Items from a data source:
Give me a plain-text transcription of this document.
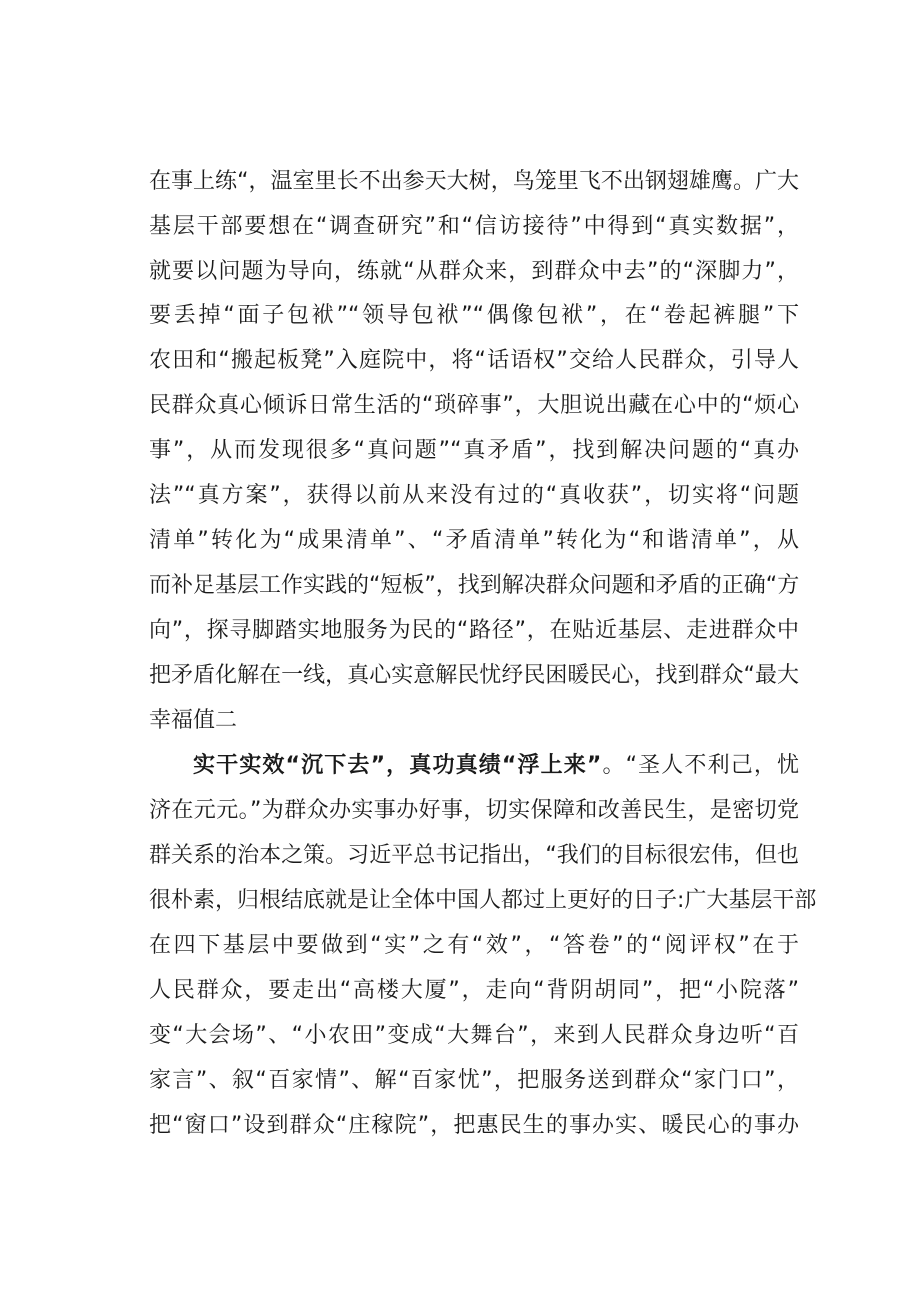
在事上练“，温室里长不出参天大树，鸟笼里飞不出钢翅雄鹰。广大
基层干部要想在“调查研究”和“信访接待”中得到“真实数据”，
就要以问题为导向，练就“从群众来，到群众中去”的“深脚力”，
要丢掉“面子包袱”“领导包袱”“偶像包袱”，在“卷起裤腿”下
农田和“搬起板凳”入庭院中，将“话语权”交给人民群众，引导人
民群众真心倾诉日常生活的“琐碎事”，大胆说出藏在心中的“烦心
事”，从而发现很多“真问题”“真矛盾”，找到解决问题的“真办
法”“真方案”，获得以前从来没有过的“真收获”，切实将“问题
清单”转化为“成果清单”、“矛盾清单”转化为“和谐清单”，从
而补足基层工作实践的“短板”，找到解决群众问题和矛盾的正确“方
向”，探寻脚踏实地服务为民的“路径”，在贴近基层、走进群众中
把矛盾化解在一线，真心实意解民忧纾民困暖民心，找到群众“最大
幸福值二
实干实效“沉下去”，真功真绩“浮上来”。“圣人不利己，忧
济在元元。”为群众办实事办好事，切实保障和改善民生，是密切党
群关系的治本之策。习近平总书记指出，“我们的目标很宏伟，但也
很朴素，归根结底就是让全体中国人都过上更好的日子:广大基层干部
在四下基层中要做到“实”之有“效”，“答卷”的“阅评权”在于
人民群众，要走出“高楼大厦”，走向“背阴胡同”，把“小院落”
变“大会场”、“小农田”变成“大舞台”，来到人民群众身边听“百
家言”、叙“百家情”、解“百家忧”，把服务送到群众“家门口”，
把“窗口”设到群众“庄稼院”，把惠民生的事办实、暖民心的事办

==

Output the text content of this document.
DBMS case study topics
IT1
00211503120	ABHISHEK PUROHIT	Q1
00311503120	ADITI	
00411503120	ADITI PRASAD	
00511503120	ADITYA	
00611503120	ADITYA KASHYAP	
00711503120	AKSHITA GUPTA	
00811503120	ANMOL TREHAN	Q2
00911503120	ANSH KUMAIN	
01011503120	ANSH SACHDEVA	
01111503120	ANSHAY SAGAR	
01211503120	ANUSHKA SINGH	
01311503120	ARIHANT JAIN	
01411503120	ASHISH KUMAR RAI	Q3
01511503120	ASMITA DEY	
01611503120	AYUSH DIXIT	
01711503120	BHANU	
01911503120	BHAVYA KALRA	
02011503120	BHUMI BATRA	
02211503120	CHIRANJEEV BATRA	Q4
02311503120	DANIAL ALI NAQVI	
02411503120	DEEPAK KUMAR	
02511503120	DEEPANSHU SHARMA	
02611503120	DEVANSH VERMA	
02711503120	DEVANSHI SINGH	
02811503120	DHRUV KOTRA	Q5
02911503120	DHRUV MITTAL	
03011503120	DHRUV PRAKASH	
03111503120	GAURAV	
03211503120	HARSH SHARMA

**What is needed:** Find "this". Copy every line it occurs in.

**Exercise answer:**
Give me a plain-text transcription of this document.
Output the text content of this document.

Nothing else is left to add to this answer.